REQUEST - Below is a block of records: output all of them exactly and leave out the pictures.

==== DATA RECORDS ====

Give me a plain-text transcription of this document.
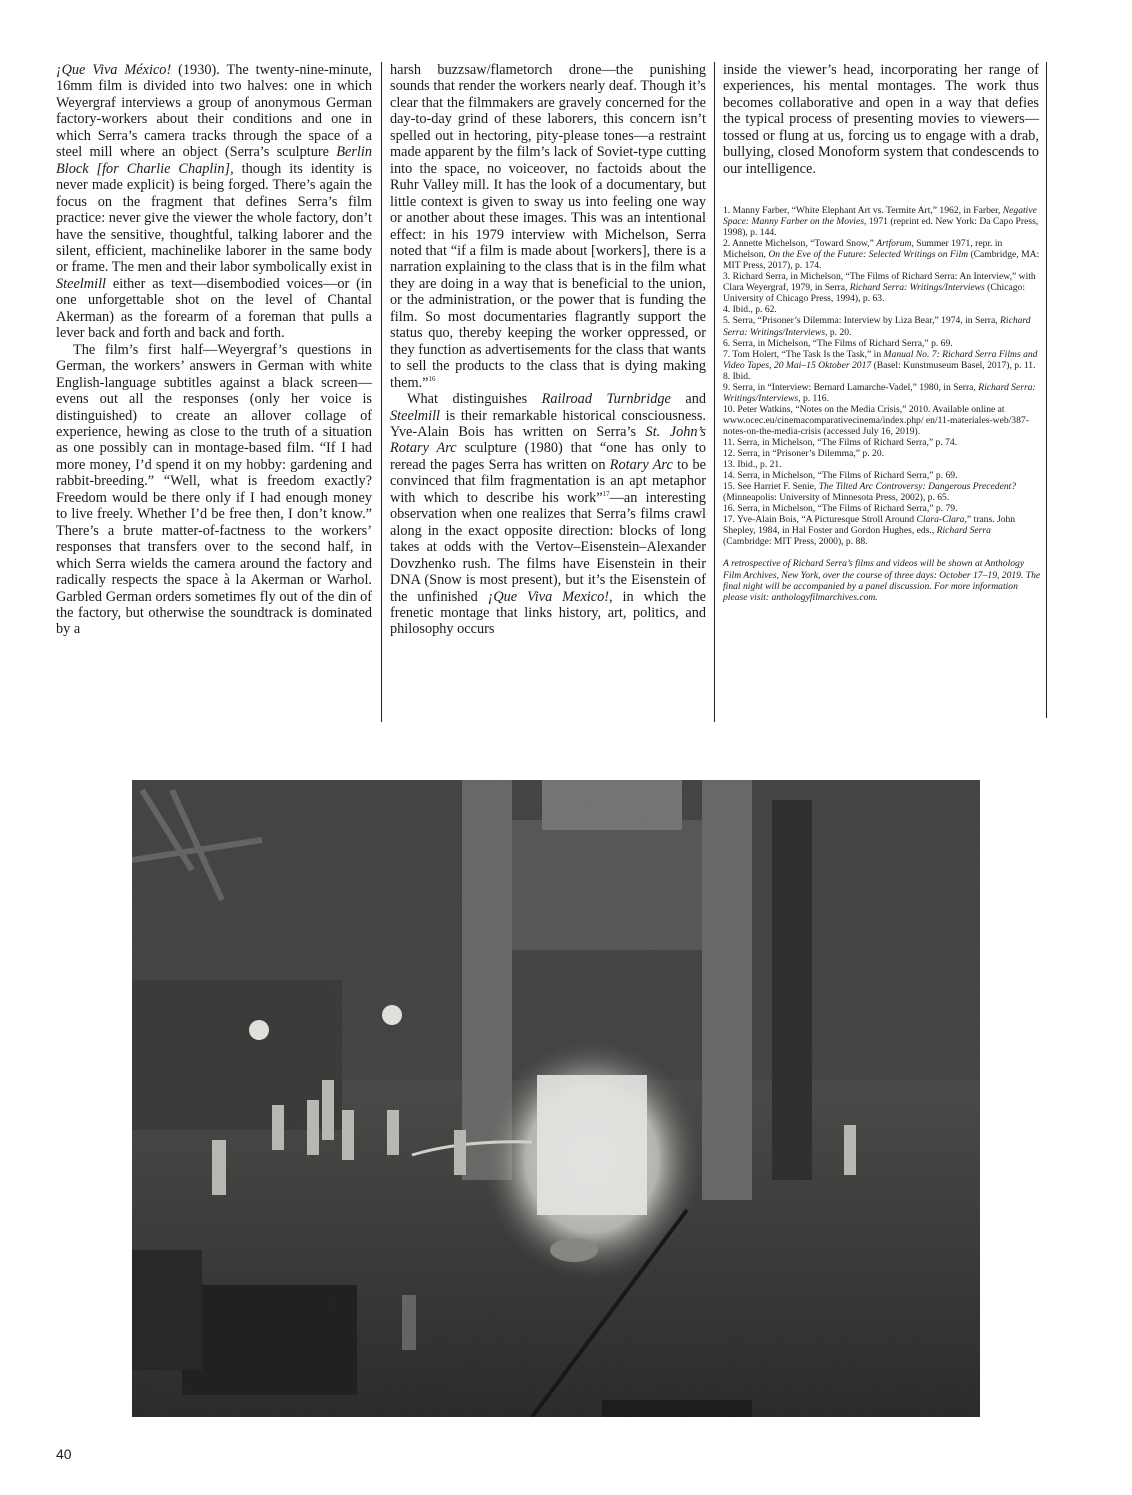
¡Que Viva México! (1930). The twenty-nine-minute, 16mm film is divided into two halves: one in which Weyergraf interviews a group of anonymous German factory-workers about their conditions and one in which Serra’s camera tracks through the space of a steel mill where an object (Serra’s sculpture Berlin Block [for Charlie Chaplin], though its identity is never made explicit) is being forged. There’s again the focus on the fragment that defines Serra’s film practice: never give the viewer the whole factory, don’t have the sensitive, thoughtful, talking laborer and the silent, efficient, machinelike laborer in the same body or frame. The men and their labor symbolically exist in Steelmill either as text—disembodied voices—or (in one unforgettable shot on the level of Chantal Akerman) as the forearm of a foreman that pulls a lever back and forth and back and forth.

The film’s first half—Weyergraf’s questions in German, the workers’ answers in German with white English-language subtitles against a black screen—evens out all the responses (only her voice is distinguished) to create an allover collage of experience, hewing as close to the truth of a situation as one possibly can in montage-based film. “If I had more money, I’d spend it on my hobby: gardening and rabbit-breeding.” “Well, what is freedom exactly? Freedom would be there only if I had enough money to live freely. Whether I’d be free then, I don’t know.” There’s a brute matter-of-factness to the workers’ responses that transfers over to the second half, in which Serra wields the camera around the factory and radically respects the space à la Akerman or Warhol. Garbled German orders sometimes fly out of the din of the factory, but otherwise the soundtrack is dominated by a

harsh buzzsaw/flametorch drone—the punishing sounds that render the workers nearly deaf. Though it’s clear that the filmmakers are gravely concerned for the day-to-day grind of these laborers, this concern isn’t spelled out in hectoring, pity-please tones—a restraint made apparent by the film’s lack of Soviet-type cutting into the space, no voiceover, no factoids about the Ruhr Valley mill. It has the look of a documentary, but little context is given to sway us into feeling one way or another about these images. This was an intentional effect: in his 1979 interview with Michelson, Serra noted that “if a film is made about [workers], there is a narration explaining to the class that is in the film what they are doing in a way that is beneficial to the union, or the administration, or the power that is funding the film. So most documentaries flagrantly support the status quo, thereby keeping the worker oppressed, or they function as advertisements for the class that wants to sell the products to the class that is dying making them.”$^{16}$

What distinguishes Railroad Turnbridge and Steelmill is their remarkable historical consciousness. Yve-Alain Bois has written on Serra’s St. John’s Rotary Arc sculpture (1980) that “one has only to reread the pages Serra has written on Rotary Arc to be convinced that film fragmentation is an apt metaphor with which to describe his work”$^{17}$—an interesting observation when one realizes that Serra’s films crawl along in the exact opposite direction: blocks of long takes at odds with the Vertov–Eisenstein–Alexander Dovzhenko rush. The films have Eisenstein in their DNA (Snow is most present), but it’s the Eisenstein of the unfinished ¡Que Viva Mexico!, in which the frenetic montage that links history, art, politics, and philosophy occurs

inside the viewer’s head, incorporating her range of experiences, his mental montages. The work thus becomes collaborative and open in a way that defies the typical process of presenting movies to viewers—tossed or flung at us, forcing us to engage with a drab, bullying, closed Monoform system that condescends to our intelligence.

1. Manny Farber, “White Elephant Art vs. Termite Art,” 1962, in Farber, Negative Space: Manny Farber on the Movies, 1971 (reprint ed. New York: Da Capo Press, 1998), p. 144.

2. Annette Michelson, “Toward Snow,” Artforum, Summer 1971, repr. in Michelson, On the Eve of the Future: Selected Writings on Film (Cambridge, MA: MIT Press, 2017), p. 174.

3. Richard Serra, in Michelson, “The Films of Richard Serra: An Interview,” with Clara Weyergraf, 1979, in Serra, Richard Serra: Writings/Interviews (Chicago: University of Chicago Press, 1994), p. 63.

4. Ibid., p. 62.

5. Serra, “Prisoner’s Dilemma: Interview by Liza Bear,” 1974, in Serra, Richard Serra: Writings/Interviews, p. 20.

6. Serra, in Michelson, “The Films of Richard Serra,” p. 69.

7. Tom Holert, “The Task Is the Task,” in Manual No. 7: Richard Serra Films and Video Tapes, 20 Mai–15 Oktober 2017 (Basel: Kunstmuseum Basel, 2017), p. 11.

8. Ibid.

9. Serra, in “Interview: Bernard Lamarche-Vadel,” 1980, in Serra, Richard Serra: Writings/Interviews, p. 116.

10. Peter Watkins, “Notes on the Media Crisis,” 2010. Available online at www.ocec.eu/cinemacomparativecinema/index.php/ en/11-materiales-web/387-notes-on-the-media-crisis (accessed July 16, 2019).

11. Serra, in Michelson, “The Films of Richard Serra,” p. 74.

12. Serra, in “Prisoner’s Dilemma,” p. 20.

13. Ibid., p. 21.

14. Serra, in Michelson, “The Films of Richard Serra,” p. 69.

15. See Harriet F. Senie, The Tilted Arc Controversy: Dangerous Precedent? (Minneapolis: University of Minnesota Press, 2002), p. 65.

16. Serra, in Michelson, “The Films of Richard Serra,” p. 79.

17. Yve-Alain Bois, “A Picturesque Stroll Around Clara-Clara,” trans. John Shepley, 1984, in Hal Foster and Gordon Hughes, eds., Richard Serra (Cambridge: MIT Press, 2000), p. 88.

A retrospective of Richard Serra’s films and videos will be shown at Anthology Film Archives, New York, over the course of three days: October 17–19, 2019. The final night will be accompanied by a panel discussion. For more information please visit: anthologyfilmarchives.com.

40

====

SOLUTION TO THIS EXERCISE -
Give me a plain-text transcription of this document.
¡Que Viva México! (1930). The twenty-nine-minute, 16mm film is divided into two halves: one in which Weyergraf interviews a group of anonymous German factory-workers about their conditions and one in which Serra’s camera tracks through the space of a steel mill where an object (Serra’s sculpture Berlin Block [for Charlie Chaplin], though its identity is never made explicit) is being forged. There’s again the focus on the fragment that defines Serra’s film practice: never give the viewer the whole factory, don’t have the sensitive, thoughtful, talking laborer and the silent, efficient, machinelike laborer in the same body or frame. The men and their labor symbolically exist in Steelmill either as text—disembodied voices—or (in one unforgettable shot on the level of Chantal Akerman) as the forearm of a foreman that pulls a lever back and forth and back and forth.

The film’s first half—Weyergraf’s questions in German, the workers’ answers in German with white English-language subtitles against a black screen—evens out all the responses (only her voice is distinguished) to create an allover collage of experience, hewing as close to the truth of a situation as one possibly can in montage-based film. “If I had more money, I’d spend it on my hobby: gardening and rabbit-breeding.” “Well, what is freedom exactly? Freedom would be there only if I had enough money to live freely. Whether I’d be free then, I don’t know.” There’s a brute matter-of-factness to the workers’ responses that transfers over to the second half, in which Serra wields the camera around the factory and radically respects the space à la Akerman or Warhol. Garbled German orders sometimes fly out of the din of the factory, but otherwise the soundtrack is dominated by a

harsh buzzsaw/flametorch drone—the punishing sounds that render the workers nearly deaf. Though it’s clear that the filmmakers are gravely concerned for the day-to-day grind of these laborers, this concern isn’t spelled out in hectoring, pity-please tones—a restraint made apparent by the film’s lack of Soviet-type cutting into the space, no voiceover, no factoids about the Ruhr Valley mill. It has the look of a documentary, but little context is given to sway us into feeling one way or another about these images. This was an intentional effect: in his 1979 interview with Michelson, Serra noted that “if a film is made about [workers], there is a narration explaining to the class that is in the film what they are doing in a way that is beneficial to the union, or the administration, or the power that is funding the film. So most documentaries flagrantly support the status quo, thereby keeping the worker oppressed, or they function as advertisements for the class that wants to sell the products to the class that is dying making them.”$^{16}$

What distinguishes Railroad Turnbridge and Steelmill is their remarkable historical consciousness. Yve-Alain Bois has written on Serra’s St. John’s Rotary Arc sculpture (1980) that “one has only to reread the pages Serra has written on Rotary Arc to be convinced that film fragmentation is an apt metaphor with which to describe his work”$^{17}$—an interesting observation when one realizes that Serra’s films crawl along in the exact opposite direction: blocks of long takes at odds with the Vertov–Eisenstein–Alexander Dovzhenko rush. The films have Eisenstein in their DNA (Snow is most present), but it’s the Eisenstein of the unfinished ¡Que Viva Mexico!, in which the frenetic montage that links history, art, politics, and philosophy occurs

inside the viewer’s head, incorporating her range of experiences, his mental montages. The work thus becomes collaborative and open in a way that defies the typical process of presenting movies to viewers—tossed or flung at us, forcing us to engage with a drab, bullying, closed Monoform system that condescends to our intelligence.

1. Manny Farber, “White Elephant Art vs. Termite Art,” 1962, in Farber, Negative Space: Manny Farber on the Movies, 1971 (reprint ed. New York: Da Capo Press, 1998), p. 144.

2. Annette Michelson, “Toward Snow,” Artforum, Summer 1971, repr. in Michelson, On the Eve of the Future: Selected Writings on Film (Cambridge, MA: MIT Press, 2017), p. 174.

3. Richard Serra, in Michelson, “The Films of Richard Serra: An Interview,” with Clara Weyergraf, 1979, in Serra, Richard Serra: Writings/Interviews (Chicago: University of Chicago Press, 1994), p. 63.

4. Ibid., p. 62.

5. Serra, “Prisoner’s Dilemma: Interview by Liza Bear,” 1974, in Serra, Richard Serra: Writings/Interviews, p. 20.

6. Serra, in Michelson, “The Films of Richard Serra,” p. 69.

7. Tom Holert, “The Task Is the Task,” in Manual No. 7: Richard Serra Films and Video Tapes, 20 Mai–15 Oktober 2017 (Basel: Kunstmuseum Basel, 2017), p. 11.

8. Ibid.

9. Serra, in “Interview: Bernard Lamarche-Vadel,” 1980, in Serra, Richard Serra: Writings/Interviews, p. 116.

10. Peter Watkins, “Notes on the Media Crisis,” 2010. Available online at www.ocec.eu/cinemacomparativecinema/index.php/ en/11-materiales-web/387-notes-on-the-media-crisis (accessed July 16, 2019).

11. Serra, in Michelson, “The Films of Richard Serra,” p. 74.

12. Serra, in “Prisoner’s Dilemma,” p. 20.

13. Ibid., p. 21.

14. Serra, in Michelson, “The Films of Richard Serra,” p. 69.

15. See Harriet F. Senie, The Tilted Arc Controversy: Dangerous Precedent? (Minneapolis: University of Minnesota Press, 2002), p. 65.

16. Serra, in Michelson, “The Films of Richard Serra,” p. 79.

17. Yve-Alain Bois, “A Picturesque Stroll Around Clara-Clara,” trans. John Shepley, 1984, in Hal Foster and Gordon Hughes, eds., Richard Serra (Cambridge: MIT Press, 2000), p. 88.

A retrospective of Richard Serra’s films and videos will be shown at Anthology Film Archives, New York, over the course of three days: October 17–19, 2019. The final night will be accompanied by a panel discussion. For more information please visit: anthologyfilmarchives.com.

40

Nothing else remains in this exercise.